## [What the exercise asks]
Each entry here needs to be set down again exactly, please; pictures are left out.
## Start
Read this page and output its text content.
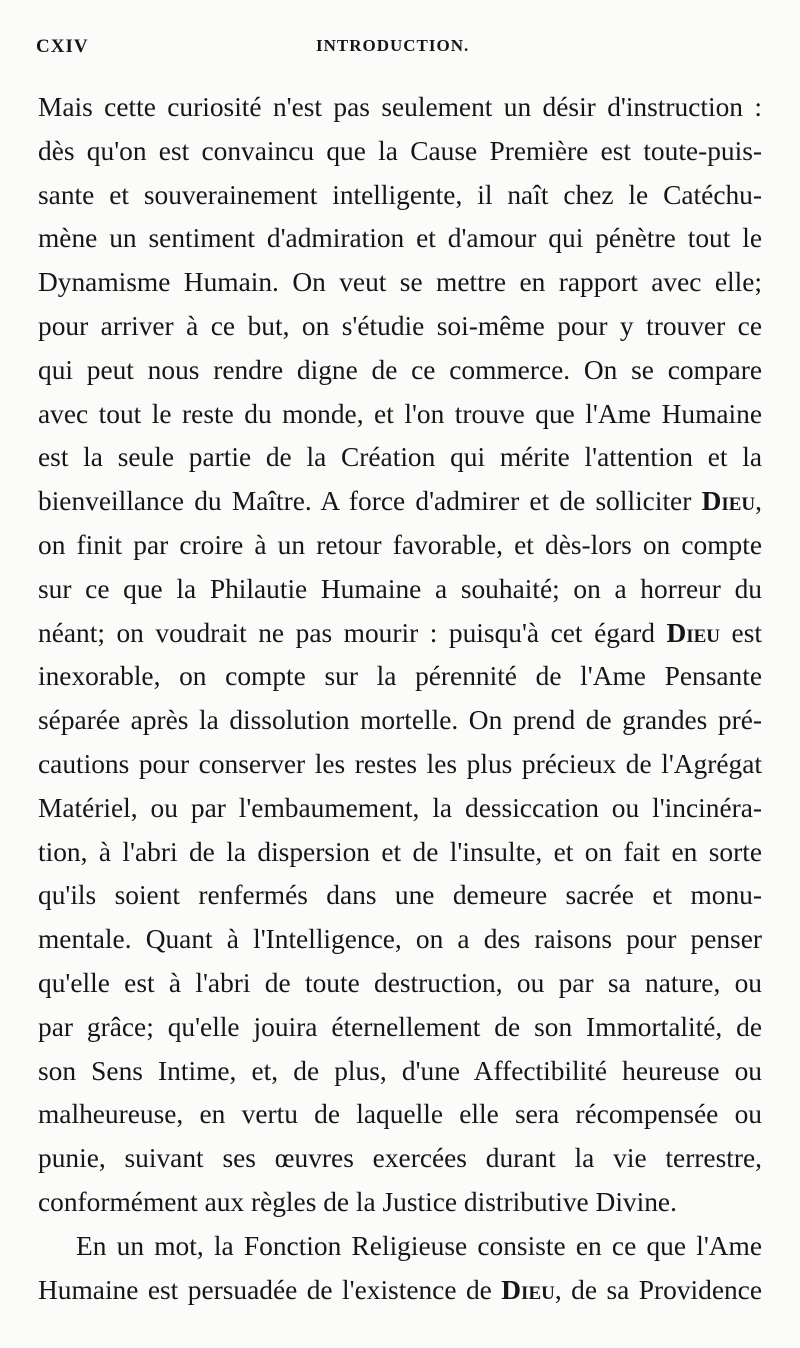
CXIV	INTRODUCTION.
Mais cette curiosité n'est pas seulement un désir d'instruction :
dès qu'on est convaincu que la Cause Première est toute-puis-
sante et souverainement intelligente, il naît chez le Catéchu-
mène un sentiment d'admiration et d'amour qui pénètre tout le
Dynamisme Humain. On veut se mettre en rapport avec elle;
pour arriver à ce but, on s'étudie soi-même pour y trouver ce
qui peut nous rendre digne de ce commerce. On se compare
avec tout le reste du monde, et l'on trouve que l'Ame Humaine
est la seule partie de la Création qui mérite l'attention et la
bienveillance du Maître. A force d'admirer et de solliciter Dieu,
on finit par croire à un retour favorable, et dès-lors on compte
sur ce que la Philautie Humaine a souhaité; on a horreur du
néant; on voudrait ne pas mourir : puisqu'à cet égard Dieu est
inexorable, on compte sur la pérennité de l'Ame Pensante
séparée après la dissolution mortelle. On prend de grandes pré-
cautions pour conserver les restes les plus précieux de l'Agrégat
Matériel, ou par l'embaumement, la dessiccation ou l'incinéra-
tion, à l'abri de la dispersion et de l'insulte, et on fait en sorte
qu'ils soient renfermés dans une demeure sacrée et monu-
mentale. Quant à l'Intelligence, on a des raisons pour penser
qu'elle est à l'abri de toute destruction, ou par sa nature, ou
par grâce; qu'elle jouira éternellement de son Immortalité, de
son Sens Intime, et, de plus, d'une Affectibilité heureuse ou
malheureuse, en vertu de laquelle elle sera récompensée ou
punie, suivant ses œuvres exercées durant la vie terrestre,
conformément aux règles de la Justice distributive Divine.
En un mot, la Fonction Religieuse consiste en ce que l'Ame
Humaine est persuadée de l'existence de Dieu, de sa Providence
## End
## [Full output]
Read this page and output its text content.
CXIV	INTRODUCTION.
Mais cette curiosité n'est pas seulement un désir d'instruction :
dès qu'on est convaincu que la Cause Première est toute-puis-
sante et souverainement intelligente, il naît chez le Catéchu-
mène un sentiment d'admiration et d'amour qui pénètre tout le
Dynamisme Humain. On veut se mettre en rapport avec elle;
pour arriver à ce but, on s'étudie soi-même pour y trouver ce
qui peut nous rendre digne de ce commerce. On se compare
avec tout le reste du monde, et l'on trouve que l'Ame Humaine
est la seule partie de la Création qui mérite l'attention et la
bienveillance du Maître. A force d'admirer et de solliciter Dieu,
on finit par croire à un retour favorable, et dès-lors on compte
sur ce que la Philautie Humaine a souhaité; on a horreur du
néant; on voudrait ne pas mourir : puisqu'à cet égard Dieu est
inexorable, on compte sur la pérennité de l'Ame Pensante
séparée après la dissolution mortelle. On prend de grandes pré-
cautions pour conserver les restes les plus précieux de l'Agrégat
Matériel, ou par l'embaumement, la dessiccation ou l'incinéra-
tion, à l'abri de la dispersion et de l'insulte, et on fait en sorte
qu'ils soient renfermés dans une demeure sacrée et monu-
mentale. Quant à l'Intelligence, on a des raisons pour penser
qu'elle est à l'abri de toute destruction, ou par sa nature, ou
par grâce; qu'elle jouira éternellement de son Immortalité, de
son Sens Intime, et, de plus, d'une Affectibilité heureuse ou
malheureuse, en vertu de laquelle elle sera récompensée ou
punie, suivant ses œuvres exercées durant la vie terrestre,
conformément aux règles de la Justice distributive Divine.
En un mot, la Fonction Religieuse consiste en ce que l'Ame
Humaine est persuadée de l'existence de Dieu, de sa Providence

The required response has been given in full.